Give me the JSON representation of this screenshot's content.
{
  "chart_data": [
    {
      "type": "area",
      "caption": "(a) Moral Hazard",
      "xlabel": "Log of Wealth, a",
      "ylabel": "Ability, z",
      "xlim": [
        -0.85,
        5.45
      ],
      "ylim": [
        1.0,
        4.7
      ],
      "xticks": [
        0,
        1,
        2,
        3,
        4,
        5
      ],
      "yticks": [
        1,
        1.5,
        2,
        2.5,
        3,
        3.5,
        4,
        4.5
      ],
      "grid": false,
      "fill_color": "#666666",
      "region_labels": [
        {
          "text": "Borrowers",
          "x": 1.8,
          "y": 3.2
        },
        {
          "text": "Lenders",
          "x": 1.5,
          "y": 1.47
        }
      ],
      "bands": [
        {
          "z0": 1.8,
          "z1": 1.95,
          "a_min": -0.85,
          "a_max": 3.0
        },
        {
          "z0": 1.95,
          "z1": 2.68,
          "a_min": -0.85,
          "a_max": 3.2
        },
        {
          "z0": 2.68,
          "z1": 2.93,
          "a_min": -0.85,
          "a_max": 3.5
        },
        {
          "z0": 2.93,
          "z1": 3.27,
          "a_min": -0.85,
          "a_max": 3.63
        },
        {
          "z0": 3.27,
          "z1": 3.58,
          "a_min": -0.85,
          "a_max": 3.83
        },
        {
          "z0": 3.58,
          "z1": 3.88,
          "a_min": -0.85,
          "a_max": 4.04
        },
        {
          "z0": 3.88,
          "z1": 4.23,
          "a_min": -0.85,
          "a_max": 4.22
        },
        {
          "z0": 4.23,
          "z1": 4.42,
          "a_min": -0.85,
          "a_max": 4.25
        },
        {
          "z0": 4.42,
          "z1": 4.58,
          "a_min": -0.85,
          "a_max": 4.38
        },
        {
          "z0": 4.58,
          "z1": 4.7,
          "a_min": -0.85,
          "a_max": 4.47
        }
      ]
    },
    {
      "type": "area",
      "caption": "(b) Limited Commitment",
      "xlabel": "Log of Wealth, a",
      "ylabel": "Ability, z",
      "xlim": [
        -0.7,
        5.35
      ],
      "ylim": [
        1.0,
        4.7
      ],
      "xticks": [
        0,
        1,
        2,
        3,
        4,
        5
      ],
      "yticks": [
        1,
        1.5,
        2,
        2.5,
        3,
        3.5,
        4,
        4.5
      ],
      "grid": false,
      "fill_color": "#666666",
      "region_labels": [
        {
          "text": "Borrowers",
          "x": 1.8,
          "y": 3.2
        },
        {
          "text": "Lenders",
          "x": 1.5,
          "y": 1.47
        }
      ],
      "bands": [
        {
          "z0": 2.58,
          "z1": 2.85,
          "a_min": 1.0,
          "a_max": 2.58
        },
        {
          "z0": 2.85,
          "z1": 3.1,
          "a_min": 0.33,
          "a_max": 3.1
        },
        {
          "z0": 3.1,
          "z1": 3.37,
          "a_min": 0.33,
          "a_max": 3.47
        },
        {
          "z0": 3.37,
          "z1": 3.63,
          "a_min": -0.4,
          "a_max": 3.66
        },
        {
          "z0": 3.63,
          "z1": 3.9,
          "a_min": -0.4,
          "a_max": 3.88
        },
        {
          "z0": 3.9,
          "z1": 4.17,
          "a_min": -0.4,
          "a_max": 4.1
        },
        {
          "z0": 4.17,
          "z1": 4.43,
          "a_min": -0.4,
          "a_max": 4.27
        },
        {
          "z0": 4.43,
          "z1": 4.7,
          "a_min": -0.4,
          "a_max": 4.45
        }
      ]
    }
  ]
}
########################################
▸ **JOB**
Type out all of the material again, word for word.

▸ **TASK RESPONSE**
Give me the JSON representation of this screenshot's content.
{
  "chart_data": [
    {
      "type": "area",
      "caption": "(a) Moral Hazard",
      "xlabel": "Log of Wealth, a",
      "ylabel": "Ability, z",
      "xlim": [
        -0.85,
        5.45
      ],
      "ylim": [
        1.0,
        4.7
      ],
      "xticks": [
        0,
        1,
        2,
        3,
        4,
        5
      ],
      "yticks": [
        1,
        1.5,
        2,
        2.5,
        3,
        3.5,
        4,
        4.5
      ],
      "grid": false,
      "fill_color": "#666666",
      "region_labels": [
        {
          "text": "Borrowers",
          "x": 1.8,
          "y": 3.2
        },
        {
          "text": "Lenders",
          "x": 1.5,
          "y": 1.47
        }
      ],
      "bands": [
        {
          "z0": 1.8,
          "z1": 1.95,
          "a_min": -0.85,
          "a_max": 3.0
        },
        {
          "z0": 1.95,
          "z1": 2.68,
          "a_min": -0.85,
          "a_max": 3.2
        },
        {
          "z0": 2.68,
          "z1": 2.93,
          "a_min": -0.85,
          "a_max": 3.5
        },
        {
          "z0": 2.93,
          "z1": 3.27,
          "a_min": -0.85,
          "a_max": 3.63
        },
        {
          "z0": 3.27,
          "z1": 3.58,
          "a_min": -0.85,
          "a_max": 3.83
        },
        {
          "z0": 3.58,
          "z1": 3.88,
          "a_min": -0.85,
          "a_max": 4.04
        },
        {
          "z0": 3.88,
          "z1": 4.23,
          "a_min": -0.85,
          "a_max": 4.22
        },
        {
          "z0": 4.23,
          "z1": 4.42,
          "a_min": -0.85,
          "a_max": 4.25
        },
        {
          "z0": 4.42,
          "z1": 4.58,
          "a_min": -0.85,
          "a_max": 4.38
        },
        {
          "z0": 4.58,
          "z1": 4.7,
          "a_min": -0.85,
          "a_max": 4.47
        }
      ]
    },
    {
      "type": "area",
      "caption": "(b) Limited Commitment",
      "xlabel": "Log of Wealth, a",
      "ylabel": "Ability, z",
      "xlim": [
        -0.7,
        5.35
      ],
      "ylim": [
        1.0,
        4.7
      ],
      "xticks": [
        0,
        1,
        2,
        3,
        4,
        5
      ],
      "yticks": [
        1,
        1.5,
        2,
        2.5,
        3,
        3.5,
        4,
        4.5
      ],
      "grid": false,
      "fill_color": "#666666",
      "region_labels": [
        {
          "text": "Borrowers",
          "x": 1.8,
          "y": 3.2
        },
        {
          "text": "Lenders",
          "x": 1.5,
          "y": 1.47
        }
      ],
      "bands": [
        {
          "z0": 2.58,
          "z1": 2.85,
          "a_min": 1.0,
          "a_max": 2.58
        },
        {
          "z0": 2.85,
          "z1": 3.1,
          "a_min": 0.33,
          "a_max": 3.1
        },
        {
          "z0": 3.1,
          "z1": 3.37,
          "a_min": 0.33,
          "a_max": 3.47
        },
        {
          "z0": 3.37,
          "z1": 3.63,
          "a_min": -0.4,
          "a_max": 3.66
        },
        {
          "z0": 3.63,
          "z1": 3.9,
          "a_min": -0.4,
          "a_max": 3.88
        },
        {
          "z0": 3.9,
          "z1": 4.17,
          "a_min": -0.4,
          "a_max": 4.1
        },
        {
          "z0": 4.17,
          "z1": 4.43,
          "a_min": -0.4,
          "a_max": 4.27
        },
        {
          "z0": 4.43,
          "z1": 4.7,
          "a_min": -0.4,
          "a_max": 4.45
        }
      ]
    }
  ]
}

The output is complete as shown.